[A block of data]
════════════════

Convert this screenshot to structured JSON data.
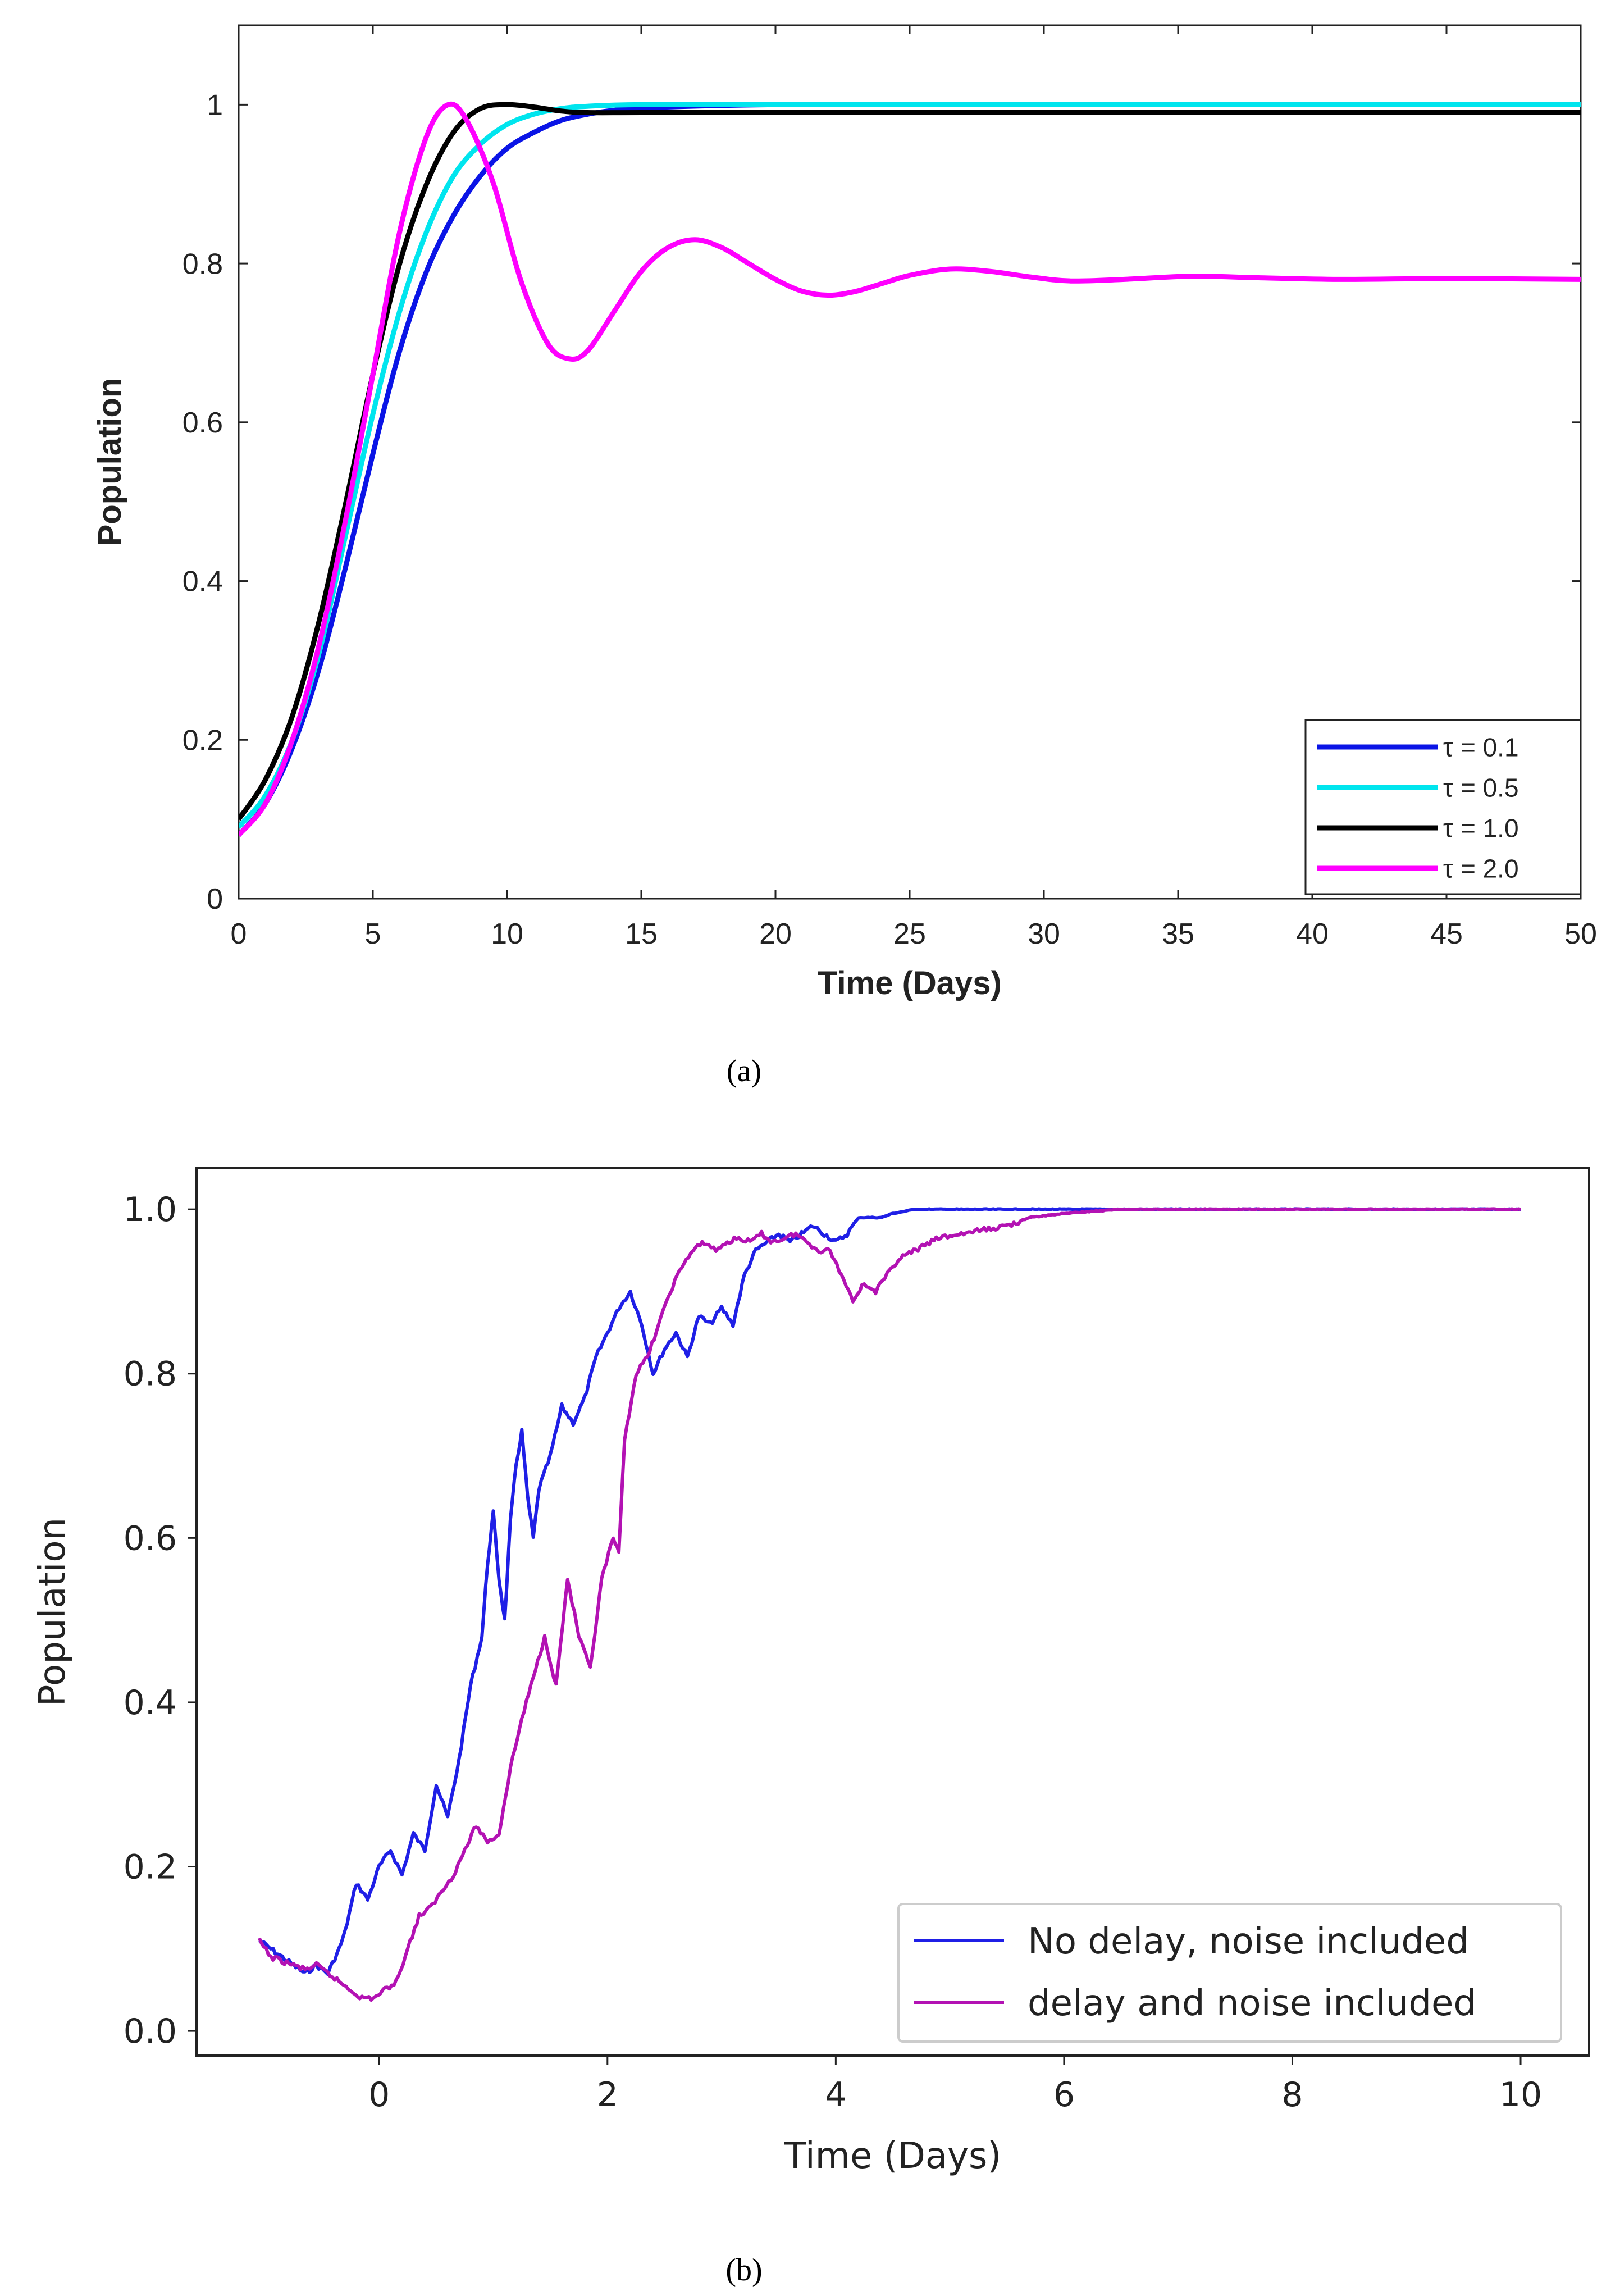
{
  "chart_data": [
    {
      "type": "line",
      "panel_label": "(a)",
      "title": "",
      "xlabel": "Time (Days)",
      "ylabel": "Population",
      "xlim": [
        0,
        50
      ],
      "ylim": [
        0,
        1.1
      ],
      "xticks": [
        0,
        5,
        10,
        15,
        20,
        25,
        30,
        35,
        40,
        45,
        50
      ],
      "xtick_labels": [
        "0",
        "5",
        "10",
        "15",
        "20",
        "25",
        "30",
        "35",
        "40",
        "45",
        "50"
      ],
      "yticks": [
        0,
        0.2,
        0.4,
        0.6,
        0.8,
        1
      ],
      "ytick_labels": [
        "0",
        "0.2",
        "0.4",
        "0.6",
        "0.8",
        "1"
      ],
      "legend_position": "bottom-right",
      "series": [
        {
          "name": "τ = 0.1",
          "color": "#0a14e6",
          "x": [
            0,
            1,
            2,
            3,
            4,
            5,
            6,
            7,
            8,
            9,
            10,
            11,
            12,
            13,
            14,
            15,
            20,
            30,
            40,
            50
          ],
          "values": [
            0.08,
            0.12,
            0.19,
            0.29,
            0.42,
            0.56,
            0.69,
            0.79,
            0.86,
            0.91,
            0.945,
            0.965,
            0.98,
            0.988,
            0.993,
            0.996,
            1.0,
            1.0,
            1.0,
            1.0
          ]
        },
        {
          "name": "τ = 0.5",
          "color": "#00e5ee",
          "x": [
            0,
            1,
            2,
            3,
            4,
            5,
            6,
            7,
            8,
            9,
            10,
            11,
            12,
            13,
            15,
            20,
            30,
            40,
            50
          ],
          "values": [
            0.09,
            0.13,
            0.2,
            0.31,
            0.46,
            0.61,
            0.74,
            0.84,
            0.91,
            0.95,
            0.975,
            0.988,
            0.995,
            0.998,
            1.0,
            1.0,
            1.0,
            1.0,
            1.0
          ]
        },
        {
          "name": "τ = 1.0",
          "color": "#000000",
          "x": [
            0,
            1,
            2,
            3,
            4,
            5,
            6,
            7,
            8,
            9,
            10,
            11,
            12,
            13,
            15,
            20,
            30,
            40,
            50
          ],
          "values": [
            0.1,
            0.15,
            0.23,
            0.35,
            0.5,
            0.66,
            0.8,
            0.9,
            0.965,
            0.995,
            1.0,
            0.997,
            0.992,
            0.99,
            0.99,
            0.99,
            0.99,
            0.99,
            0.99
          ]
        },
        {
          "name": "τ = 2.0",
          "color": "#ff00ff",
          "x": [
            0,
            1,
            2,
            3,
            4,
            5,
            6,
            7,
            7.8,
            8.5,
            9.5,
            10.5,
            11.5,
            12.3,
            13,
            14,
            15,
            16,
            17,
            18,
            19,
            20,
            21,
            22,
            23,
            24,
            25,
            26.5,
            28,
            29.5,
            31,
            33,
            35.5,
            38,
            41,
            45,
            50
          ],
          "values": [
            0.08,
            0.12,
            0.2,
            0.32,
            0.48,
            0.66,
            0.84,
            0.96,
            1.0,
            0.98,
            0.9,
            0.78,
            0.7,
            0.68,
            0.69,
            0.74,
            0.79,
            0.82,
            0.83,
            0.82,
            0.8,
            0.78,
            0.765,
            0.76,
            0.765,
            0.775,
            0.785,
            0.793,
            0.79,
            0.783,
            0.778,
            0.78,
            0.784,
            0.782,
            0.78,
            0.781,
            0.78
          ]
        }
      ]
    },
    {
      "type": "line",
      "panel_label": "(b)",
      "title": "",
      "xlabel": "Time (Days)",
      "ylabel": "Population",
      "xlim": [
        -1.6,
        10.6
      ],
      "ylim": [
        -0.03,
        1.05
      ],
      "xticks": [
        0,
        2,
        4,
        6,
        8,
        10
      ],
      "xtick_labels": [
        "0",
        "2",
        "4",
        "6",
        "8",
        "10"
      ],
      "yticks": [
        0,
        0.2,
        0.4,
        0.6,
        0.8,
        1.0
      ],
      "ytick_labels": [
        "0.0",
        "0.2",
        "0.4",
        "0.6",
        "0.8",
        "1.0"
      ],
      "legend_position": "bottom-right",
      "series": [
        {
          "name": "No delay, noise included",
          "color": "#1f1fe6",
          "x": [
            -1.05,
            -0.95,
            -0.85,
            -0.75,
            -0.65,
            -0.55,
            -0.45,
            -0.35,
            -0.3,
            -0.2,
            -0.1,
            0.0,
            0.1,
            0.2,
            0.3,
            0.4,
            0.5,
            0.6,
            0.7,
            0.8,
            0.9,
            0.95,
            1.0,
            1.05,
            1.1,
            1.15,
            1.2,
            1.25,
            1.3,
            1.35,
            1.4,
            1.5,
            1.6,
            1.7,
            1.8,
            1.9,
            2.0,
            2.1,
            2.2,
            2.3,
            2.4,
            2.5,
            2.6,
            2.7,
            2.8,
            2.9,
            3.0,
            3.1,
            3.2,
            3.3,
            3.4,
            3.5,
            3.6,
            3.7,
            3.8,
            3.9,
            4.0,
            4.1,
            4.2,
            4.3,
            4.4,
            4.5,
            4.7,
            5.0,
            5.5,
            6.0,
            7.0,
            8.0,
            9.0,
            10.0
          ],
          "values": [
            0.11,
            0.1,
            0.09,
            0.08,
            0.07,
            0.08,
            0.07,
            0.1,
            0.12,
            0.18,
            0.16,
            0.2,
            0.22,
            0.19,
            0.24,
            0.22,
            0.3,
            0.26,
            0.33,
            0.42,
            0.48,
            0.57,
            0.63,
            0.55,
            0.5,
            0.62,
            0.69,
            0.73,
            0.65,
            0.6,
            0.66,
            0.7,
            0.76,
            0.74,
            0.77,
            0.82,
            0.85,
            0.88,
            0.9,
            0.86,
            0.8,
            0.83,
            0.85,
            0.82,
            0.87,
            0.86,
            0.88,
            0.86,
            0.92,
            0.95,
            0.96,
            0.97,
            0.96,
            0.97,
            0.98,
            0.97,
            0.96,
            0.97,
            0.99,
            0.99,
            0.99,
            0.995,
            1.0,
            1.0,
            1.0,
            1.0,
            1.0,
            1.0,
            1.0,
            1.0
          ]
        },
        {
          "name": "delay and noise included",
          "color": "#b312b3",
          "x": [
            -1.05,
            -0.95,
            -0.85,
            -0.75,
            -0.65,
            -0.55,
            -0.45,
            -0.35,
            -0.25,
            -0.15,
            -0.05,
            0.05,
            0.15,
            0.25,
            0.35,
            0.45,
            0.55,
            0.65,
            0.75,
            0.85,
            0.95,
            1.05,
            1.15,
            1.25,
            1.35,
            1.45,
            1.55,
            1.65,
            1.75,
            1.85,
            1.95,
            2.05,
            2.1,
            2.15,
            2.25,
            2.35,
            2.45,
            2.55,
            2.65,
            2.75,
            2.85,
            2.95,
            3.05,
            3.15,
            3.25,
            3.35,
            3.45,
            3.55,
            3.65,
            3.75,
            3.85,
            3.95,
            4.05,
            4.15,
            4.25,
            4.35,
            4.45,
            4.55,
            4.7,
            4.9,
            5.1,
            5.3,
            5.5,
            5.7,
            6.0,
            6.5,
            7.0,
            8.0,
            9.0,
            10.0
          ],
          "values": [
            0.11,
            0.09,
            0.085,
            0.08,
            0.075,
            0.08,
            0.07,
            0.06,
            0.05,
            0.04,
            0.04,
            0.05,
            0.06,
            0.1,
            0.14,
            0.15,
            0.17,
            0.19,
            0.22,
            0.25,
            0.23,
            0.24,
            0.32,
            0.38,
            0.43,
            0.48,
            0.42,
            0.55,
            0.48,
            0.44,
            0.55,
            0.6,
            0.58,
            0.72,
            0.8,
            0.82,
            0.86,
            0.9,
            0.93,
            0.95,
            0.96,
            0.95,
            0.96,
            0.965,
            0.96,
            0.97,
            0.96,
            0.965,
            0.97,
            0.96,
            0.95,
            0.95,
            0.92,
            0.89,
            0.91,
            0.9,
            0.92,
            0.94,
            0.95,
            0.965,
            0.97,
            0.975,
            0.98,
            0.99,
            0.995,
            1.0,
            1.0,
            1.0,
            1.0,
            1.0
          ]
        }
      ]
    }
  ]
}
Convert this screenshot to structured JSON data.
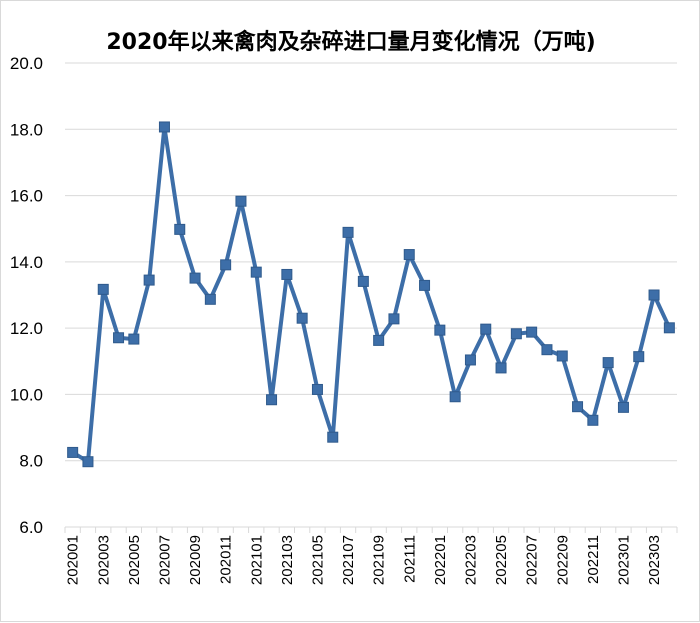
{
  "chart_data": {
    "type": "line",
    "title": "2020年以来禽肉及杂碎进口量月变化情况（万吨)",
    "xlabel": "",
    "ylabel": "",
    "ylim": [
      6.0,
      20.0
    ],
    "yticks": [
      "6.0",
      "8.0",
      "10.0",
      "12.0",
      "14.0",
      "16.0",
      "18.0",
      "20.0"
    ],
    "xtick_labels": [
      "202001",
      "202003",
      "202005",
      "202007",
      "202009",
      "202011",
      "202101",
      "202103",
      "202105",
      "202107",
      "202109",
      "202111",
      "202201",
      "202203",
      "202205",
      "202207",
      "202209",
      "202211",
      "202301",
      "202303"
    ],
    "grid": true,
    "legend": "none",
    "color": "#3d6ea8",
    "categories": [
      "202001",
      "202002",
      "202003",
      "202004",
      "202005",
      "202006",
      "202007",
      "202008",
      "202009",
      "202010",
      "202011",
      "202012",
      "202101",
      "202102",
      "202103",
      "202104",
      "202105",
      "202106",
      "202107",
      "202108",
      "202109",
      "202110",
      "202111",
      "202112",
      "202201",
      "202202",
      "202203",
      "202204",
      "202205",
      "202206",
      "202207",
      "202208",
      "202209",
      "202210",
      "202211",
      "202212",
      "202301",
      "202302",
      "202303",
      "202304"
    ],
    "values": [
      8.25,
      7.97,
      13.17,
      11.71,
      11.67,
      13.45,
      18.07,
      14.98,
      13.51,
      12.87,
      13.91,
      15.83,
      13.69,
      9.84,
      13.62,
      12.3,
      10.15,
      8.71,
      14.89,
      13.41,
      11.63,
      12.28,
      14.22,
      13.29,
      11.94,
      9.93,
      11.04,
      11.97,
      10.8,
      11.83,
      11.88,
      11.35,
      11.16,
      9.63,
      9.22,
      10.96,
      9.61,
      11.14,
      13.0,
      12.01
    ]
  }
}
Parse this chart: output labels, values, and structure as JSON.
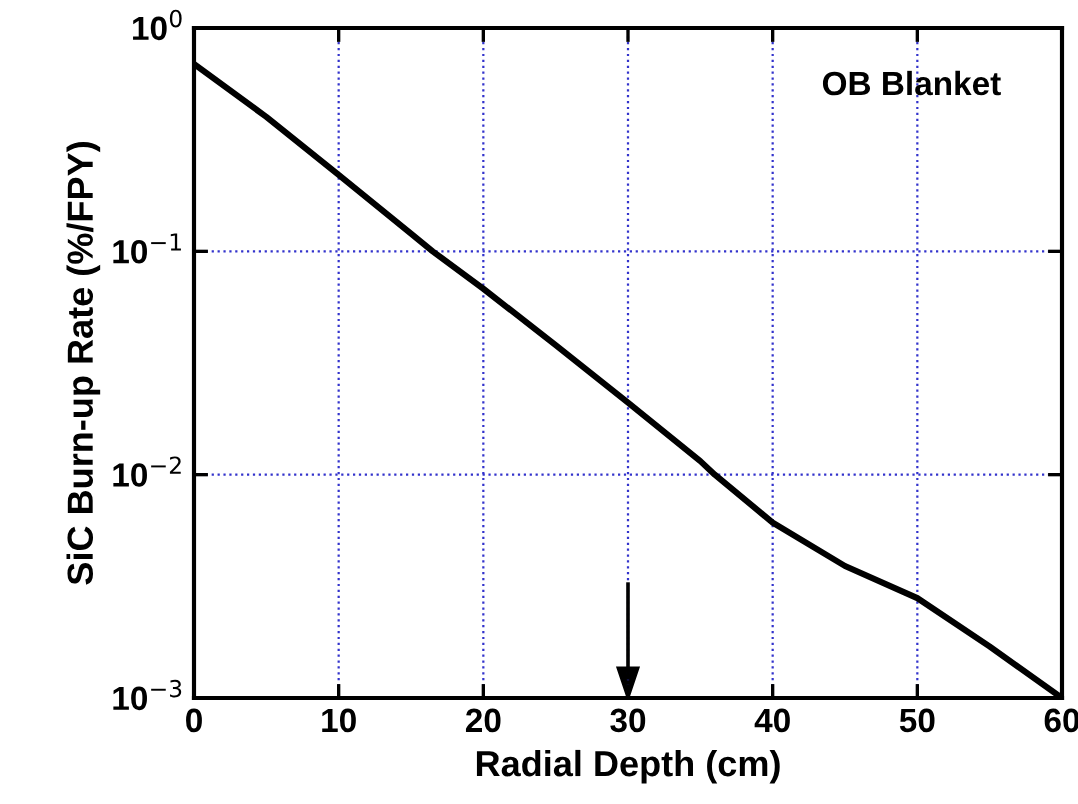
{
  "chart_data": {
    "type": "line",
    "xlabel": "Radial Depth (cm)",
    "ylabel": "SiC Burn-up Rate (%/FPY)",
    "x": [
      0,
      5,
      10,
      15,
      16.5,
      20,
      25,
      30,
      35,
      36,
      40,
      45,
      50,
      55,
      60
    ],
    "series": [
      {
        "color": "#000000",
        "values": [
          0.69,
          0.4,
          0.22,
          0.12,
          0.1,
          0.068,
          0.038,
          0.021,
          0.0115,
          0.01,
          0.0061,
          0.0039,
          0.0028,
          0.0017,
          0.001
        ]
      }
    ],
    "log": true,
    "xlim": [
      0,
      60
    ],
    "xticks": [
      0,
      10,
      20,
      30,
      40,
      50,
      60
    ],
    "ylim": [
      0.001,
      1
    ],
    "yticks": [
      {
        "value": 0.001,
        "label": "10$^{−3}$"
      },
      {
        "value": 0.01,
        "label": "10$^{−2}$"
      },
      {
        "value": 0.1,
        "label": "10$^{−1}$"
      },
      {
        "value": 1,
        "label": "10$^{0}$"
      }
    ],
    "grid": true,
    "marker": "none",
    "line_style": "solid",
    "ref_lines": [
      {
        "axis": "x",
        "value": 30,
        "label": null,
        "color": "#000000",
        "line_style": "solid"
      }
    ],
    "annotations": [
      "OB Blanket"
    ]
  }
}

════════════════

▸ **AIM**: Reproduce every line of the listing above in which the string "included" appears.

▸ **RESPONSE**:
          "name": "No delay, noise included",
          "name": "delay and noise included",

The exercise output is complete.